:: WHAT THIS TASK INVOLVES ::
Using the entries that follow, collect the lines where the word "title" appears.

======== RECORDS FOR THE TASK

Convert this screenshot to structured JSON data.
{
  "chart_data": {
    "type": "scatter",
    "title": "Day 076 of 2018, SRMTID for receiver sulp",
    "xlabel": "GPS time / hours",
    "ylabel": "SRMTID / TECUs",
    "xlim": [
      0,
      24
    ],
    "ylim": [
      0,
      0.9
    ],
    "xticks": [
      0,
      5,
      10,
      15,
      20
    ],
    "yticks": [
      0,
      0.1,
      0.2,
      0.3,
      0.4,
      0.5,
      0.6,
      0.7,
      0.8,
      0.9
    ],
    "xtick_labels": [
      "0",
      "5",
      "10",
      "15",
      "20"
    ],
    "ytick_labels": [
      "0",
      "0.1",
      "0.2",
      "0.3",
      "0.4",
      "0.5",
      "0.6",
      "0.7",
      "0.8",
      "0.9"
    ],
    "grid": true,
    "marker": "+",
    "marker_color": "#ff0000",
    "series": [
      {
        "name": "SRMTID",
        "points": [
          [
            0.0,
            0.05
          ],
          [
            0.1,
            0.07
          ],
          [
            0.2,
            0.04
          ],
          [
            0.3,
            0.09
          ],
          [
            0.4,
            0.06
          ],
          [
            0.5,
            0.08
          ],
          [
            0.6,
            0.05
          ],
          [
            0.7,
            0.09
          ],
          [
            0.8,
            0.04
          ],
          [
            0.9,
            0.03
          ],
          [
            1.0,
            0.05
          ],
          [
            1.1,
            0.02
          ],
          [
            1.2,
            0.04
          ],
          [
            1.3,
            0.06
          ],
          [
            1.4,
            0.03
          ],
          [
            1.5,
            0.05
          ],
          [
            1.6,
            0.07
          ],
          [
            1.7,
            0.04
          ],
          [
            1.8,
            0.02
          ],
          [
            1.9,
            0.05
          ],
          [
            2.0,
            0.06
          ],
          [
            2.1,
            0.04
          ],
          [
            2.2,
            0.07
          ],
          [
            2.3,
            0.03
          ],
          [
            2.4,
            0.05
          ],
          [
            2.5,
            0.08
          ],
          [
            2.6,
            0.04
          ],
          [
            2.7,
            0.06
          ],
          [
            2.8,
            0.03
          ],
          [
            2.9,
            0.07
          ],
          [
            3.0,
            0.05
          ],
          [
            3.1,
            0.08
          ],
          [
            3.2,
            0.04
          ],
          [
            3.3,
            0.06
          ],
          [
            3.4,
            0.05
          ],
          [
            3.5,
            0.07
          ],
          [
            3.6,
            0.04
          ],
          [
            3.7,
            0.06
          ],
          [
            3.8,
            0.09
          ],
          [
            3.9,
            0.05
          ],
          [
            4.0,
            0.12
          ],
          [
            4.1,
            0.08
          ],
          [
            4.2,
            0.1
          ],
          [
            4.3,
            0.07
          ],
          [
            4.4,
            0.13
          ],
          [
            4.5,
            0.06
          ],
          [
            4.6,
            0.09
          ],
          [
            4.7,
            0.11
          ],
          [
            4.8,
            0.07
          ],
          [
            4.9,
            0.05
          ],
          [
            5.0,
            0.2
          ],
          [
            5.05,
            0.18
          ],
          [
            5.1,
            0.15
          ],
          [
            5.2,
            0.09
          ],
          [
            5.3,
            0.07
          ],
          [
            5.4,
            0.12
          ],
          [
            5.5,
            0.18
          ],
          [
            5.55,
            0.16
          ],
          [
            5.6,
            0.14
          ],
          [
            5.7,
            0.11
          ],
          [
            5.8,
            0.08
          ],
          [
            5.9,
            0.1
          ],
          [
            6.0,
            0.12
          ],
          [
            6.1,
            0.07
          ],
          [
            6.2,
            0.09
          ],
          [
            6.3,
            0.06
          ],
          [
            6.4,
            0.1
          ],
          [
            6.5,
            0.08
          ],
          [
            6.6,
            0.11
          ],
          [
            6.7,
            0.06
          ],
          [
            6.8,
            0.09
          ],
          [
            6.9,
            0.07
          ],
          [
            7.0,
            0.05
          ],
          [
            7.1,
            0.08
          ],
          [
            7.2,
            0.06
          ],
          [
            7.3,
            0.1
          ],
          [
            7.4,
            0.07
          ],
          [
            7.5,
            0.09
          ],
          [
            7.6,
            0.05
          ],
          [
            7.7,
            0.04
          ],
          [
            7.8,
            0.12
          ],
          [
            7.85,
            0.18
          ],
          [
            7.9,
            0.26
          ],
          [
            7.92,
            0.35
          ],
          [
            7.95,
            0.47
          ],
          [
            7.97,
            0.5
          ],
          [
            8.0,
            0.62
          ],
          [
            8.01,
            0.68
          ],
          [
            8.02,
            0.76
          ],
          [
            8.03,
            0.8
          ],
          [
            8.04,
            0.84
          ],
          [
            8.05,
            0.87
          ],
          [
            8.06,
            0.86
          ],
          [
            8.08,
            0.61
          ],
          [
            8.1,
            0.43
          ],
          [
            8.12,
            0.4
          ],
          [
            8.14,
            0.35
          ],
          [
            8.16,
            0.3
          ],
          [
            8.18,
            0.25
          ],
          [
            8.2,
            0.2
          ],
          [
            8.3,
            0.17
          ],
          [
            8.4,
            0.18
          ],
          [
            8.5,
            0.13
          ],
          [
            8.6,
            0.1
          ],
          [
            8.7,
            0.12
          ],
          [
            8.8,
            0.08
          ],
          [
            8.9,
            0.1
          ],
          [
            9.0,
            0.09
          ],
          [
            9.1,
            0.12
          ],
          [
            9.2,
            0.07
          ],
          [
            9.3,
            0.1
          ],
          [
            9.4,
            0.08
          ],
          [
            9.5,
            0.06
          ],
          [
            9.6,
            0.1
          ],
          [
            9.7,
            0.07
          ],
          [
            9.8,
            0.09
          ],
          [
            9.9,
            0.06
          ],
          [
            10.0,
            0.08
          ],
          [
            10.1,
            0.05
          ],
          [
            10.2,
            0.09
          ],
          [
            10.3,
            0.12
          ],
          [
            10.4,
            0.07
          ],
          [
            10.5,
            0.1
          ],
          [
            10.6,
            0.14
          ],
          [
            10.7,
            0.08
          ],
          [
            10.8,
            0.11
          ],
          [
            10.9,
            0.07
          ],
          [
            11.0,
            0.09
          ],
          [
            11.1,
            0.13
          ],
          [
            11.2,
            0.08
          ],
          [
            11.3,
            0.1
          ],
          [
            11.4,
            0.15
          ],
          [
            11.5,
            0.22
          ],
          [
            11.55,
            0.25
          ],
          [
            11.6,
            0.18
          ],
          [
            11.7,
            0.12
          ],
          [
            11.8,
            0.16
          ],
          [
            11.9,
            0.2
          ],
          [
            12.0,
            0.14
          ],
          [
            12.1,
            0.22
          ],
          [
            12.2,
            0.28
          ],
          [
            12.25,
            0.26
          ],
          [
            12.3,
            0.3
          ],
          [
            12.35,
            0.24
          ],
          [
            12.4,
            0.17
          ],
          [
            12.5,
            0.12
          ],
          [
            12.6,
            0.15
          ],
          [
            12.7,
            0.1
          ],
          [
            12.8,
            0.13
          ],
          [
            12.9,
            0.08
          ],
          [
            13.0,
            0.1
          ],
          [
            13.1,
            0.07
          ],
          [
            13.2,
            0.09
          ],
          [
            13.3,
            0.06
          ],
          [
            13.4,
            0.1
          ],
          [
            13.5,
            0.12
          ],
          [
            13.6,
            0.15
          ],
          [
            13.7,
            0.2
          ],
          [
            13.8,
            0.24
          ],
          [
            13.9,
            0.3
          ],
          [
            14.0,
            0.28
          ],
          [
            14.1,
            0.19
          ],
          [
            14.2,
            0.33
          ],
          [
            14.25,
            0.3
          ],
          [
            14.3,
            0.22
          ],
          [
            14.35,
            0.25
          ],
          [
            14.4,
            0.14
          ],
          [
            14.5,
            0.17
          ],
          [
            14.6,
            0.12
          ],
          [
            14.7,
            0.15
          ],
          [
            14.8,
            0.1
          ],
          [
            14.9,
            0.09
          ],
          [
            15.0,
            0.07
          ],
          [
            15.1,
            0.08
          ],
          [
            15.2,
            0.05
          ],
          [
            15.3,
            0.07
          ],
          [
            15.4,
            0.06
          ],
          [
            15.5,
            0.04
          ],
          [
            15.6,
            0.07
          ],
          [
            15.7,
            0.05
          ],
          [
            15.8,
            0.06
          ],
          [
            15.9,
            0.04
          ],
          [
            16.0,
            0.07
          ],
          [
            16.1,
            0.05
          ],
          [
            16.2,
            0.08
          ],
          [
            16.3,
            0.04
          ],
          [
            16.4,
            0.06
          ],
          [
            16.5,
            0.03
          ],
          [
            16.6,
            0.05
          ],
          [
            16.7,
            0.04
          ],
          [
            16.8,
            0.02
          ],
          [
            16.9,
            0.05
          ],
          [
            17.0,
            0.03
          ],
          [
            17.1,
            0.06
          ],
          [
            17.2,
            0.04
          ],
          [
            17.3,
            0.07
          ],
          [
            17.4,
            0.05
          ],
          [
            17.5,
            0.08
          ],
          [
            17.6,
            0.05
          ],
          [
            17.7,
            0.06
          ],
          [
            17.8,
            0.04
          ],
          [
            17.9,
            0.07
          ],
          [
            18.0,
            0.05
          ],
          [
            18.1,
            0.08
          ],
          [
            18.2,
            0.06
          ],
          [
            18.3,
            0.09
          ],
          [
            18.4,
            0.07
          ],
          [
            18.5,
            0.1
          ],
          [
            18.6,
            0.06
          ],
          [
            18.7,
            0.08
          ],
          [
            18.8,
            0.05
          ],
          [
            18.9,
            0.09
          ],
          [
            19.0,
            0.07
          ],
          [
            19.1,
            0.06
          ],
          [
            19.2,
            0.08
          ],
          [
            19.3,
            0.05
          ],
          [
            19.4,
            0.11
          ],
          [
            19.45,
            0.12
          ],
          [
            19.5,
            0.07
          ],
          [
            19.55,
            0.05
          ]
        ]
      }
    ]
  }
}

================
======== RECORDS FOR THE TASK

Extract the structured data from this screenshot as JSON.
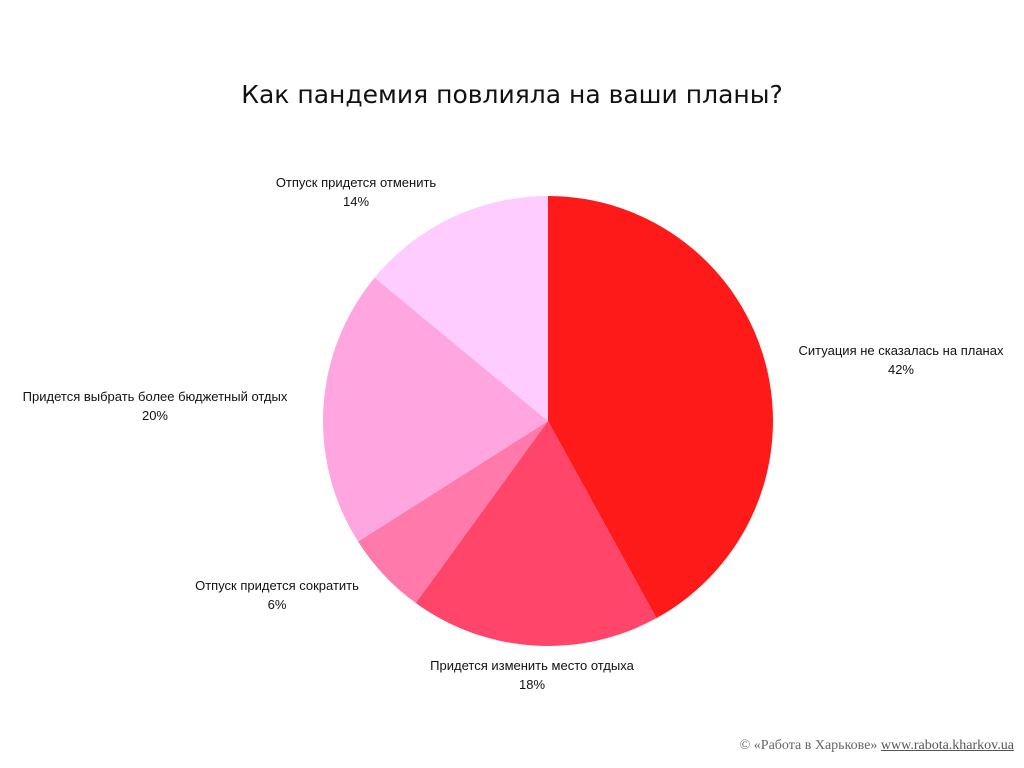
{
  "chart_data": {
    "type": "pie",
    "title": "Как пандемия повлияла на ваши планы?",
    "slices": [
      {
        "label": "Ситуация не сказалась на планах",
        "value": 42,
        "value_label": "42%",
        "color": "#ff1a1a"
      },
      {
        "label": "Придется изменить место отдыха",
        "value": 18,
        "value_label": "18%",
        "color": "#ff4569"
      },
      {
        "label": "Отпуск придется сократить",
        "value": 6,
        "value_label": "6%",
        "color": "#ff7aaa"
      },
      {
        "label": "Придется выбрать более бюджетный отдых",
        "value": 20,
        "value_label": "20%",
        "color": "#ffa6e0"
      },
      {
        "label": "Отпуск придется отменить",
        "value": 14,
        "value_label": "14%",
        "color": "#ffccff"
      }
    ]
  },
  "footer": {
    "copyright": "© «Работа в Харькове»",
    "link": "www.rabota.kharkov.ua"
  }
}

================

:: RESULT OF THE EXERCISE ::
    "title": "Day 076 of 2018, SRMTID for receiver sulp",
    "title": "Как пандемия повлияла на ваши планы?",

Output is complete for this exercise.